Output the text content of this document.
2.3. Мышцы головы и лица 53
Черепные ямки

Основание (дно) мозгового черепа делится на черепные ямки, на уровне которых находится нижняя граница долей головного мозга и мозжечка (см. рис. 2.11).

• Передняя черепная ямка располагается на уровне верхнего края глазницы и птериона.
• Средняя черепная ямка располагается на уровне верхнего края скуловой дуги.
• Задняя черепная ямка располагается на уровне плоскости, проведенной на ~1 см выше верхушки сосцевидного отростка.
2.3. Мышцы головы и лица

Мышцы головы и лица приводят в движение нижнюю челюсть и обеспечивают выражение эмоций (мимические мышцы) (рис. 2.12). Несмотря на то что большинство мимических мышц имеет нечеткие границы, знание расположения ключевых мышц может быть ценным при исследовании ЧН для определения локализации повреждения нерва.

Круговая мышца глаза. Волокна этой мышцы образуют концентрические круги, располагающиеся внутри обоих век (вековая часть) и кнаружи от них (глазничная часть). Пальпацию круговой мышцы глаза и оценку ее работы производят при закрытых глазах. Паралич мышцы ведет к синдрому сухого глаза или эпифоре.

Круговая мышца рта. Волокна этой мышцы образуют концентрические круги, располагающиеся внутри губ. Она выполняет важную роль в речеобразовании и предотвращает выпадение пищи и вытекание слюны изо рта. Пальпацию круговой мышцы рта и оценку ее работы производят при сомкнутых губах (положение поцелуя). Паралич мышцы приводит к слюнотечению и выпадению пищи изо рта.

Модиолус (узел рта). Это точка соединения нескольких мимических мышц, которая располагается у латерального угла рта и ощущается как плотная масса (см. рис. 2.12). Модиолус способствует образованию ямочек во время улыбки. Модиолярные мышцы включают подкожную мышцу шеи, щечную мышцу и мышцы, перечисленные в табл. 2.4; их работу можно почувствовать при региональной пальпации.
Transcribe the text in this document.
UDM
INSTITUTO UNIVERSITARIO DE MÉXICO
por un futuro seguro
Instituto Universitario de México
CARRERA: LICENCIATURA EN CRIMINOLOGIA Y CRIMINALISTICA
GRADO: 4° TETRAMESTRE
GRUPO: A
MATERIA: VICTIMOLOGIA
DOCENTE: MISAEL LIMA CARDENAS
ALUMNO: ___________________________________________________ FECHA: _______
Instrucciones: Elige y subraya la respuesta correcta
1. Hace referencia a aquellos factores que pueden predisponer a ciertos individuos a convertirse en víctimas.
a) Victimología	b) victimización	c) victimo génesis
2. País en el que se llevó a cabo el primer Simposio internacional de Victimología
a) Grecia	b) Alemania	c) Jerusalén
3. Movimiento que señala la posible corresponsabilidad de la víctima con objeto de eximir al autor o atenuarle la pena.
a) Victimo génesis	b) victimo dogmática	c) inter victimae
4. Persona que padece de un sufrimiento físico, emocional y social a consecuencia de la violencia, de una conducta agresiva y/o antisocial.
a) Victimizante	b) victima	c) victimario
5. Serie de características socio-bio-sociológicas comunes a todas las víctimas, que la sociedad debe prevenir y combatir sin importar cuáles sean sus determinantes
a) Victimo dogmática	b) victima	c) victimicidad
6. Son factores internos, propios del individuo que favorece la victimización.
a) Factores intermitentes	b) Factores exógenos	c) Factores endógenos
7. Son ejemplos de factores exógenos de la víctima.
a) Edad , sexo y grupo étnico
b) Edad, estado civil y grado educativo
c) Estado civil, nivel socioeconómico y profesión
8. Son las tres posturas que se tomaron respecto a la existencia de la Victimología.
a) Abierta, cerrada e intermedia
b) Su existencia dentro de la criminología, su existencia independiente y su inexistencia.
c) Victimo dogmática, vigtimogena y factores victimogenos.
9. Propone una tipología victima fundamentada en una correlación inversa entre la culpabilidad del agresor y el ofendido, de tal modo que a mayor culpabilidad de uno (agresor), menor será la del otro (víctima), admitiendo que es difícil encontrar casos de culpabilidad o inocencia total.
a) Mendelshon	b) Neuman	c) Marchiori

****

Copy the lines from the entries above in which the word "черепная" appears.

• Передняя черепная ямка располагается на уровне верхнего края глазницы и птериона.
• Средняя черепная ямка располагается на уровне верхнего края скуловой дуги.
• Задняя черепная ямка располагается на уровне плоскости, проведенной на ~1 см выше верхушки сосцевидного отростка.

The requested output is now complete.